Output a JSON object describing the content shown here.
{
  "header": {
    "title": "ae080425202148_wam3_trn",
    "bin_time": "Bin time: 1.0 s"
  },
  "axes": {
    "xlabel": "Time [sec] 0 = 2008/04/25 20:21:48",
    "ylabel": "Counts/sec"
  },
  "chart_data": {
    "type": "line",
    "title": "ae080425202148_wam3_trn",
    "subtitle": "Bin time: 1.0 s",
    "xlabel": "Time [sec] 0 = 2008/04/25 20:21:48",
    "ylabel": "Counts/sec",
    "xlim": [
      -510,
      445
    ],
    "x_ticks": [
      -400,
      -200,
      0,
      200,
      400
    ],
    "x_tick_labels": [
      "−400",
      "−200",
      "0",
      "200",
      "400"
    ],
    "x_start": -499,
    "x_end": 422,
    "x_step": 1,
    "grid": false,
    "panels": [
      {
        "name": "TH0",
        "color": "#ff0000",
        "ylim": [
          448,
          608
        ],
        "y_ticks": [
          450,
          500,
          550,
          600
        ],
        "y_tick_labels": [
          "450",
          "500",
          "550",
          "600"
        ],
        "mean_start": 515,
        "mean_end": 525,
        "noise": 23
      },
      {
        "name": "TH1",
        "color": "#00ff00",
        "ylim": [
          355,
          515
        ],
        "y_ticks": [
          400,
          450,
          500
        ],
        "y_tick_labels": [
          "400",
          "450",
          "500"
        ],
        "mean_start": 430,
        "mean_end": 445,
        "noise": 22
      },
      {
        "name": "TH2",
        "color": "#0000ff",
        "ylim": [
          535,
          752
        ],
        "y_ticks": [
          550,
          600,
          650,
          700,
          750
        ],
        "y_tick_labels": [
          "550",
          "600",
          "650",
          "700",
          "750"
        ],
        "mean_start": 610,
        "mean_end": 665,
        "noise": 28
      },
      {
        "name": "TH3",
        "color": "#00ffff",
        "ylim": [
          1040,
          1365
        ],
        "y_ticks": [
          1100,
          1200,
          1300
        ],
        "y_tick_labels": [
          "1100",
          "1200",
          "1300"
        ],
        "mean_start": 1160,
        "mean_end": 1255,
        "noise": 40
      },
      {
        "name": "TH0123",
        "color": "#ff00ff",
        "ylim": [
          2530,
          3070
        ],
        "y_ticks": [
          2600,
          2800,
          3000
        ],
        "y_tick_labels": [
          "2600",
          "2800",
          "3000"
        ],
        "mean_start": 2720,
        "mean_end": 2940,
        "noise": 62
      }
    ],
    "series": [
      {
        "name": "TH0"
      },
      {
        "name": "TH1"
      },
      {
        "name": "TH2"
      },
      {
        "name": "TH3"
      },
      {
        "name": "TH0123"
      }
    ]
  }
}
________________________________________
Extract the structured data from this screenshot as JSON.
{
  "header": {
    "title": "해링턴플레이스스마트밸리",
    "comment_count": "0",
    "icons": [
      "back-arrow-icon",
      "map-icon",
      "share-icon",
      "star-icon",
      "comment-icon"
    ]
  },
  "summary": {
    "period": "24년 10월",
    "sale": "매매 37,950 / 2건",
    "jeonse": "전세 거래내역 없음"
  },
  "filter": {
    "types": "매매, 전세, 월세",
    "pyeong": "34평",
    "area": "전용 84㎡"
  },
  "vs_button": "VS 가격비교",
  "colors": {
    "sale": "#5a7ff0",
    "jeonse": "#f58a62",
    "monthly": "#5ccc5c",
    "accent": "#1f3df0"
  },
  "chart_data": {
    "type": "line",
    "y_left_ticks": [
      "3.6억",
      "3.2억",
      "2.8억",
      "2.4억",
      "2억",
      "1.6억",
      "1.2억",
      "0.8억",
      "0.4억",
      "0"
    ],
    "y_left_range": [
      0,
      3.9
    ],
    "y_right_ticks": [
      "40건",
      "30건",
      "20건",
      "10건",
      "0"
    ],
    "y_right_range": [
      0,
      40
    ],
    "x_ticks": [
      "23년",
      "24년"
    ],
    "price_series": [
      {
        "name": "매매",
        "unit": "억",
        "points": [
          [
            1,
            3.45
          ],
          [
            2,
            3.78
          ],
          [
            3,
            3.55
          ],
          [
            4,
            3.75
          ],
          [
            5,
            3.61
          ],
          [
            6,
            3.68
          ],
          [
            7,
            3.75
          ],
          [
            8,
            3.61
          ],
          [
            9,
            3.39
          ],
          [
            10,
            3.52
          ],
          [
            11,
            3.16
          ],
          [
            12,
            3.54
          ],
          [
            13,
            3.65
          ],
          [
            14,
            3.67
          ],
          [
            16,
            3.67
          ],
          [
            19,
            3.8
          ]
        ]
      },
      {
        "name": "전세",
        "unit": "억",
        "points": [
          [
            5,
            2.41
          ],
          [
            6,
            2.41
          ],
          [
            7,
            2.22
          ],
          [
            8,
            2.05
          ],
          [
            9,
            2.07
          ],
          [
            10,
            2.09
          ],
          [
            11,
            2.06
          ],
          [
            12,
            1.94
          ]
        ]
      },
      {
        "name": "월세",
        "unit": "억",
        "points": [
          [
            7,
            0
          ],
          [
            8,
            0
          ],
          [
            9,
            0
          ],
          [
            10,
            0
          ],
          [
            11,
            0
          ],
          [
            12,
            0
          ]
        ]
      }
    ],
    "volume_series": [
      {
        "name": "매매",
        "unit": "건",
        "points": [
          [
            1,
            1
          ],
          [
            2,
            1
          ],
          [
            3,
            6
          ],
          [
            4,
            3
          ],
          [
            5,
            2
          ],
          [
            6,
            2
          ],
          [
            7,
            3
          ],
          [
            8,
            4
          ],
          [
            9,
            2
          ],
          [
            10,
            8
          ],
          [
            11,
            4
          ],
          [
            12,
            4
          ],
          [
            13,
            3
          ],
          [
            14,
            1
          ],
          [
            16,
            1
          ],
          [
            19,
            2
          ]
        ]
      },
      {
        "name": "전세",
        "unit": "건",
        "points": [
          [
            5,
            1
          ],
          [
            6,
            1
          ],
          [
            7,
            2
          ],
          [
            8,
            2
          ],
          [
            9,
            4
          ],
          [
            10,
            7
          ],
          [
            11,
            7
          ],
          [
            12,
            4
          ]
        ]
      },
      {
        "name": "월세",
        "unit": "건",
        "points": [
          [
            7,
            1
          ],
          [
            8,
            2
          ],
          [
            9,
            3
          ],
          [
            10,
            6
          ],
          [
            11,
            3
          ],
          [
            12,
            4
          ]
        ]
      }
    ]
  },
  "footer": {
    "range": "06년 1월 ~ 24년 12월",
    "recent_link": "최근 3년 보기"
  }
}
________________________________________
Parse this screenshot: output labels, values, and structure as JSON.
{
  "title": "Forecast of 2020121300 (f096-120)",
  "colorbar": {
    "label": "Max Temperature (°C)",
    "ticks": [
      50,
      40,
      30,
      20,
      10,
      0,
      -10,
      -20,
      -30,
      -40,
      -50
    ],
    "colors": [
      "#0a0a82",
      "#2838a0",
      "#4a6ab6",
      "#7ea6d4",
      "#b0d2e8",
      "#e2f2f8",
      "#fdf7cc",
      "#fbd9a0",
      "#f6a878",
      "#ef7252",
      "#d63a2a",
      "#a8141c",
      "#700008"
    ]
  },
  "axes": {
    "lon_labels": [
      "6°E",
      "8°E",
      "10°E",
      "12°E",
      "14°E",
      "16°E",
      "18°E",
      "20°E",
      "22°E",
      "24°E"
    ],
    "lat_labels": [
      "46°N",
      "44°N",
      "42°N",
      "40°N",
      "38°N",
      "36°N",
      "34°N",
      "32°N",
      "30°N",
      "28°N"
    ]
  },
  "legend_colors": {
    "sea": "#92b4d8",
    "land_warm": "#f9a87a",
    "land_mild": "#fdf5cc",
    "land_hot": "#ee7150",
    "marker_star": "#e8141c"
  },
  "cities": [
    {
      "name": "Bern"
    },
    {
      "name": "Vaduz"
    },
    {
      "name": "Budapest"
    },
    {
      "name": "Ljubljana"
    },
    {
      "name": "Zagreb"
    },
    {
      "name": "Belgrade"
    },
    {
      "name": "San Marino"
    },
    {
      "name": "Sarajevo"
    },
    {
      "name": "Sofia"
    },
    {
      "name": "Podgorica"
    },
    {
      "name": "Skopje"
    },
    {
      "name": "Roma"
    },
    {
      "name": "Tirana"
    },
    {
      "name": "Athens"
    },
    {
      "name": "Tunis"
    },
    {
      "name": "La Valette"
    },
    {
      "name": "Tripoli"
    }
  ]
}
________________________________________
▶ Written problem
Go through the records above, find every line with the word "this", and list those lines.

▶ The completed task
Extract the structured data from this screenshot as JSON.
Parse this screenshot: output labels, values, and structure as JSON.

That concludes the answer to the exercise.